— Begin Given records —

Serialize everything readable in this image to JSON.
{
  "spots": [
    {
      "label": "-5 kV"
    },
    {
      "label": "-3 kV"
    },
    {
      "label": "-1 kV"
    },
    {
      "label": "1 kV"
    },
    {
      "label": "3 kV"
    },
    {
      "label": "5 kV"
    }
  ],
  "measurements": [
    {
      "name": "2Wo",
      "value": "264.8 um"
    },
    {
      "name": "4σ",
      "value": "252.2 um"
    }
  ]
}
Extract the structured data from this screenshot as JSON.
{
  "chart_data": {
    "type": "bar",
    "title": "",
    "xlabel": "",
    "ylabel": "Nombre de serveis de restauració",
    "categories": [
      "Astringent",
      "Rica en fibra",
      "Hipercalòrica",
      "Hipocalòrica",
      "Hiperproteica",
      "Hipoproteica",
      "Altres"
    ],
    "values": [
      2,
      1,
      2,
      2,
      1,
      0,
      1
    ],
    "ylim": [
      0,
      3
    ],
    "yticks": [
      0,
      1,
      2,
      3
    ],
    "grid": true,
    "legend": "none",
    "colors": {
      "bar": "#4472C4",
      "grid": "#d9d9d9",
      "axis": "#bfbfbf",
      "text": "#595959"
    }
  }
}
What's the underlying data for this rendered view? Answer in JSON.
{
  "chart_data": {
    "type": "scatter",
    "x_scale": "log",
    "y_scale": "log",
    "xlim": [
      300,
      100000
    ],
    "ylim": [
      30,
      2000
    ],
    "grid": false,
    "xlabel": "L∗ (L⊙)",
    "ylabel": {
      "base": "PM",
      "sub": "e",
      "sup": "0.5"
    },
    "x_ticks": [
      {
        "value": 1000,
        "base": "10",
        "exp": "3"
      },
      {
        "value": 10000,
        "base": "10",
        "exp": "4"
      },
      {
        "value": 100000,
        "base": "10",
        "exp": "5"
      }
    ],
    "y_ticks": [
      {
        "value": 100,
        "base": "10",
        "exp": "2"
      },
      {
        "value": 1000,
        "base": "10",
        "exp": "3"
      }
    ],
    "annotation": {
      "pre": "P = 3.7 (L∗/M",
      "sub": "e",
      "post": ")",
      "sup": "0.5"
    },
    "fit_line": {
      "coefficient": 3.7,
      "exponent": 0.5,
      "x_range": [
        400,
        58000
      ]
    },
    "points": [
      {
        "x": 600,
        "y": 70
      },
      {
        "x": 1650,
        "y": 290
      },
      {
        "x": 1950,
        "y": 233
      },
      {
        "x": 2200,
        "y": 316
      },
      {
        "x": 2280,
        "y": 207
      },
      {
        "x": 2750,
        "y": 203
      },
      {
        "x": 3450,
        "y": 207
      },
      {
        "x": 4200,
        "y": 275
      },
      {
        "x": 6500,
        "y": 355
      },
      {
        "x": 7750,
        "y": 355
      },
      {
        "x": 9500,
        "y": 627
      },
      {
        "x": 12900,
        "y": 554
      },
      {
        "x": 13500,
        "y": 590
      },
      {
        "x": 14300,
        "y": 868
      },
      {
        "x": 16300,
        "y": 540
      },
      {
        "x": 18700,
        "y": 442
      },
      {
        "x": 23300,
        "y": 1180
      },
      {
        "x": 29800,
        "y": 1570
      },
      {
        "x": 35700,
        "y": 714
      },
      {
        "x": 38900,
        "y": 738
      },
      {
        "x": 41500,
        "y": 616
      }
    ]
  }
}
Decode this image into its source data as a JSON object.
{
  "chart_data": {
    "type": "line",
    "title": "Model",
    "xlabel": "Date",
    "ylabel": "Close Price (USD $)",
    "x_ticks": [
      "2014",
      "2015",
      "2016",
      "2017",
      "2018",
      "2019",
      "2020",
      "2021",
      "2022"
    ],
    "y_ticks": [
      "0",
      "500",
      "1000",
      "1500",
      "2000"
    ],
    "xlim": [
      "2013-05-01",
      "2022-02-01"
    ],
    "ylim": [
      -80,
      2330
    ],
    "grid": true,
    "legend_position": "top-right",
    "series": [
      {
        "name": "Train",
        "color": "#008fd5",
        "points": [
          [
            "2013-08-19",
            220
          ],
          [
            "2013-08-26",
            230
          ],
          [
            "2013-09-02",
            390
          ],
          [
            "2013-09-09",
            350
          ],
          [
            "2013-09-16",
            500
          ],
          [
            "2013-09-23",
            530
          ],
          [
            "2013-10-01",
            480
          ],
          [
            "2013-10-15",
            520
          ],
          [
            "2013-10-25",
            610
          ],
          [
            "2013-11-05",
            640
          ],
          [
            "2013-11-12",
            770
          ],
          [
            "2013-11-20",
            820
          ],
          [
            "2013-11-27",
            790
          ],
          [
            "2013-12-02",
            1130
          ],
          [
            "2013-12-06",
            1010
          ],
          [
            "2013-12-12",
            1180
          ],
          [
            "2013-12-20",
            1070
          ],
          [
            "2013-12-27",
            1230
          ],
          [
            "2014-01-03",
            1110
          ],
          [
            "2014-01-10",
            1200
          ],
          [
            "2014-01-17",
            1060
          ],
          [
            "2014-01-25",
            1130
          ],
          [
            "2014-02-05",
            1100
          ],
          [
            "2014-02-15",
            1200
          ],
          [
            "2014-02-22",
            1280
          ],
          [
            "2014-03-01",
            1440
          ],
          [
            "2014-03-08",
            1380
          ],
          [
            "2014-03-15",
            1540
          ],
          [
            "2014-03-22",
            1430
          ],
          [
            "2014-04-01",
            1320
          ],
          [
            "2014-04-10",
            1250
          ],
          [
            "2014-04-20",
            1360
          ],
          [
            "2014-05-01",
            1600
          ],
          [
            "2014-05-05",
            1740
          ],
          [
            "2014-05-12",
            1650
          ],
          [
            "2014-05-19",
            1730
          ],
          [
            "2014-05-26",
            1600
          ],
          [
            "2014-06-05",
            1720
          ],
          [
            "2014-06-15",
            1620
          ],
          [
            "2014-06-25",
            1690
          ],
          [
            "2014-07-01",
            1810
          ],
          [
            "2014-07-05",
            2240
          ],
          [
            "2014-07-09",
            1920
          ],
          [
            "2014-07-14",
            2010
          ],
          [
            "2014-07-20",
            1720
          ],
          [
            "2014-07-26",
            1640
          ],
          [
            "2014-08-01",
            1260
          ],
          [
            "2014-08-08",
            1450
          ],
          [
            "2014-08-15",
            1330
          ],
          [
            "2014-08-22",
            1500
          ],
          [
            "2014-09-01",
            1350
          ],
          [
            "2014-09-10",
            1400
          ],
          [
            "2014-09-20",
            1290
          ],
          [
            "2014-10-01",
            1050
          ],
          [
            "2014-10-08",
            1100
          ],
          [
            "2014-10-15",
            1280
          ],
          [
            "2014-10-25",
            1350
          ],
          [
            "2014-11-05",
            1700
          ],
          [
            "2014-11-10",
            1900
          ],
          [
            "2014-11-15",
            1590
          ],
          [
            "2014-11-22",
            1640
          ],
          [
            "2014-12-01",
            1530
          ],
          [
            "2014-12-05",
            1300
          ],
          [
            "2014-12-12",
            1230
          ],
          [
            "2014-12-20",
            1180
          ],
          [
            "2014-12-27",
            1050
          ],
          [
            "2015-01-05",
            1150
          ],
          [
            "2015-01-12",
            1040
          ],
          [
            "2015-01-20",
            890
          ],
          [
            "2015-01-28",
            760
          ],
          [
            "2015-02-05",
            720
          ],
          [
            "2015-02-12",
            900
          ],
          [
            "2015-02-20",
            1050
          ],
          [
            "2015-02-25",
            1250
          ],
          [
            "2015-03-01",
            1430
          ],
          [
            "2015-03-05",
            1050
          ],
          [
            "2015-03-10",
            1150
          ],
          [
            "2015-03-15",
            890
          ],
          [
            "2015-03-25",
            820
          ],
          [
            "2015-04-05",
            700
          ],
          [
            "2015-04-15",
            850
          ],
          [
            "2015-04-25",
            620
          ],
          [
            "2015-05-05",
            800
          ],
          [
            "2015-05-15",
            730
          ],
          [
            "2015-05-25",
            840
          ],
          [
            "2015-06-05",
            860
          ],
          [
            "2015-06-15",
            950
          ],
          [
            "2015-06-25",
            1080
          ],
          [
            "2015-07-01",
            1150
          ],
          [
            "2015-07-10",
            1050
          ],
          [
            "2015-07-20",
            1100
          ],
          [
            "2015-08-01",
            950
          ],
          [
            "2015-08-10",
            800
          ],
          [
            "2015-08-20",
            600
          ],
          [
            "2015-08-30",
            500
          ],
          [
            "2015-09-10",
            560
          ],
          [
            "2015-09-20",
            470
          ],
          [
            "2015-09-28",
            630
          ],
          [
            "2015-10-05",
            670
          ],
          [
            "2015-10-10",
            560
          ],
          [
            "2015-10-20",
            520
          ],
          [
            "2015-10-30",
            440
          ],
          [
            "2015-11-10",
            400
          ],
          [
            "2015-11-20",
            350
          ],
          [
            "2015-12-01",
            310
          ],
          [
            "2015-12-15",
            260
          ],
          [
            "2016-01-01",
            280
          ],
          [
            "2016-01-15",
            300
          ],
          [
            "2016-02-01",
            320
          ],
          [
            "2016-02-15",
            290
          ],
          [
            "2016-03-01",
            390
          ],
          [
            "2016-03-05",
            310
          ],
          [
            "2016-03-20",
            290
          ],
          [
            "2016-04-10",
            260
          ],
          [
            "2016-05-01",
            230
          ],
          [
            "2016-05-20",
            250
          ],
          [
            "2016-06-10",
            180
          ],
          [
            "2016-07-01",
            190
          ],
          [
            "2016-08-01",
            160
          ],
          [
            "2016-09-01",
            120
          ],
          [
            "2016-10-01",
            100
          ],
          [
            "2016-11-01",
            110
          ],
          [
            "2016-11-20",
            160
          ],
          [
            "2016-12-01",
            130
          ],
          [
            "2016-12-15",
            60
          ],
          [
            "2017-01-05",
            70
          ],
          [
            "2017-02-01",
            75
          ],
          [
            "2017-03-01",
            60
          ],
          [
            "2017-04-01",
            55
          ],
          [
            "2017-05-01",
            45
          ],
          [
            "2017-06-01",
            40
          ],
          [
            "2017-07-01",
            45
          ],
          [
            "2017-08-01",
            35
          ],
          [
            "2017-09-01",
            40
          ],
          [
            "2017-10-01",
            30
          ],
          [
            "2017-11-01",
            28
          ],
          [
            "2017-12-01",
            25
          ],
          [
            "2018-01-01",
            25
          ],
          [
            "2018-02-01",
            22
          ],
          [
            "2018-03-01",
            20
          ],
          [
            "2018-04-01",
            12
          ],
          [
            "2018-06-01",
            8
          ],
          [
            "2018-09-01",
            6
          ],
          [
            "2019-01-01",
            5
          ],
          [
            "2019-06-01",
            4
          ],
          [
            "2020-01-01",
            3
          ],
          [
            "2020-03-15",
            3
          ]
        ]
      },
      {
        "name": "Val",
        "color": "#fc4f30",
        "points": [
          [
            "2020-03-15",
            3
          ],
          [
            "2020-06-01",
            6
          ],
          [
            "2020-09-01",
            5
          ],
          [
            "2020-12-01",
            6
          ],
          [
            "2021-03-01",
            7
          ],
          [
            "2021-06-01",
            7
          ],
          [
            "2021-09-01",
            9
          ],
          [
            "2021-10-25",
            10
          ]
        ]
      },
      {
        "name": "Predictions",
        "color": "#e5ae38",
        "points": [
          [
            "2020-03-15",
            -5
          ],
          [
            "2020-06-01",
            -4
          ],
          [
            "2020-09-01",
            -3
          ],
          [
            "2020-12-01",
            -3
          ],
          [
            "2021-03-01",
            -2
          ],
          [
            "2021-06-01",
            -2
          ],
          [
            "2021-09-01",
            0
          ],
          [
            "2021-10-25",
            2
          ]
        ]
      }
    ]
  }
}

— End Given records —

**Work instructions:**
Copy each line of the listing that contains the string "this".

**Completed exercise:**
Serialize everything readable in this image to JSON.
Extract the structured data from this screenshot as JSON.
What's the underlying data for this rendered view? Answer in JSON.
Decode this image into its source data as a JSON object.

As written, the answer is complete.